>> begin RECORDED INFORMATION
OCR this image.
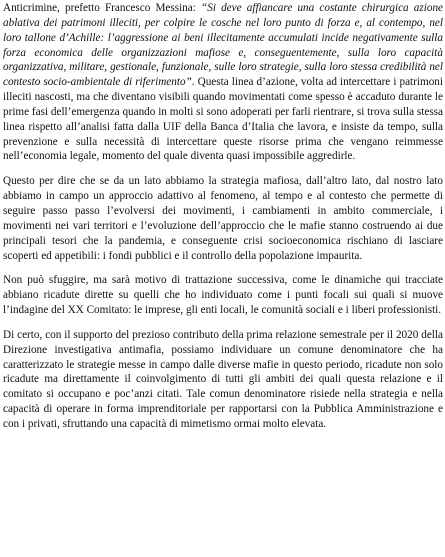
Anticrimine, prefetto Francesco Messina: “Si deve affiancare una costante chirurgica azione ablativa dei patrimoni illeciti, per colpire le cosche nel loro punto di forza e, al contempo, nel loro tallone d’Achille: l’aggressione ai beni illecitamente accumulati incide negativamente sulla forza economica delle organizzazioni mafiose e, conseguentemente, sulla loro capacità organizzativa, militare, gestionale, funzionale, sulle loro strategie, sulla loro stessa credibilità nel contesto socio-ambientale di riferimento”. Questa linea d’azione, volta ad intercettare i patrimoni illeciti nascosti, ma che diventano visibili quando movimentati come spesso è accaduto durante le prime fasi dell’emergenza quando in molti si sono adoperati per farli rientrare, si trova sulla stessa linea rispetto all’analisi fatta dalla UIF della Banca d’Italia che lavora, e insiste da tempo, sulla prevenzione e sulla necessità di intercettare queste risorse prima che vengano reimmesse nell’economia legale, momento del quale diventa quasi impossibile aggredirle.

Questo per dire che se da un lato abbiamo la strategia mafiosa, dall’altro lato, dal nostro lato abbiamo in campo un approccio adattivo al fenomeno, al tempo e al contesto che permette di seguire passo passo l’evolversi dei movimenti, i cambiamenti in ambito commerciale, i movimenti nei vari territori e l’evoluzione dell’approccio che le mafie stanno costruendo ai due principali tesori che la pandemia, e conseguente crisi socioeconomica rischiano di lasciare scoperti ed appetibili: i fondi pubblici e il controllo della popolazione impaurita.

Non può sfuggire, ma sarà motivo di trattazione successiva, come le dinamiche qui tracciate abbiano ricadute dirette su quelli che ho individuato come i punti focali sui quali si muove l’indagine del XX Comitato: le imprese, gli enti locali, le comunità sociali e i liberi professionisti.

Di certo, con il supporto del prezioso contributo della prima relazione semestrale per il 2020 della Direzione investigativa antimafia, possiamo individuare un comune denominatore che ha caratterizzato le strategie messe in campo dalle diverse mafie in questo periodo, ricadute non solo ricadute ma direttamente il coinvolgimento di tutti gli ambiti dei quali questa relazione e il comitato si occupano e poc’anzi citati. Tale comun denominatore risiede nella strategia e nella capacità di operare in forma imprenditoriale per rapportarsi con la Pubblica Amministrazione e con i privati, sfruttando una capacità di mimetismo ormai molto elevata.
>> end RECORDED INFORMATION
## [PROBLEM]
Can you repeat every record above exactly, apart from the pictures?

## [FINAL RESULT]
OCR this image.
Anticrimine, prefetto Francesco Messina: “Si deve affiancare una costante chirurgica azione ablativa dei patrimoni illeciti, per colpire le cosche nel loro punto di forza e, al contempo, nel loro tallone d’Achille: l’aggressione ai beni illecitamente accumulati incide negativamente sulla forza economica delle organizzazioni mafiose e, conseguentemente, sulla loro capacità organizzativa, militare, gestionale, funzionale, sulle loro strategie, sulla loro stessa credibilità nel contesto socio-ambientale di riferimento”. Questa linea d’azione, volta ad intercettare i patrimoni illeciti nascosti, ma che diventano visibili quando movimentati come spesso è accaduto durante le prime fasi dell’emergenza quando in molti si sono adoperati per farli rientrare, si trova sulla stessa linea rispetto all’analisi fatta dalla UIF della Banca d’Italia che lavora, e insiste da tempo, sulla prevenzione e sulla necessità di intercettare queste risorse prima che vengano reimmesse nell’economia legale, momento del quale diventa quasi impossibile aggredirle.

Questo per dire che se da un lato abbiamo la strategia mafiosa, dall’altro lato, dal nostro lato abbiamo in campo un approccio adattivo al fenomeno, al tempo e al contesto che permette di seguire passo passo l’evolversi dei movimenti, i cambiamenti in ambito commerciale, i movimenti nei vari territori e l’evoluzione dell’approccio che le mafie stanno costruendo ai due principali tesori che la pandemia, e conseguente crisi socioeconomica rischiano di lasciare scoperti ed appetibili: i fondi pubblici e il controllo della popolazione impaurita.

Non può sfuggire, ma sarà motivo di trattazione successiva, come le dinamiche qui tracciate abbiano ricadute dirette su quelli che ho individuato come i punti focali sui quali si muove l’indagine del XX Comitato: le imprese, gli enti locali, le comunità sociali e i liberi professionisti.

Di certo, con il supporto del prezioso contributo della prima relazione semestrale per il 2020 della Direzione investigativa antimafia, possiamo individuare un comune denominatore che ha caratterizzato le strategie messe in campo dalle diverse mafie in questo periodo, ricadute non solo ricadute ma direttamente il coinvolgimento di tutti gli ambiti dei quali questa relazione e il comitato si occupano e poc’anzi citati. Tale comun denominatore risiede nella strategia e nella capacità di operare in forma imprenditoriale per rapportarsi con la Pubblica Amministrazione e con i privati, sfruttando una capacità di mimetismo ormai molto elevata.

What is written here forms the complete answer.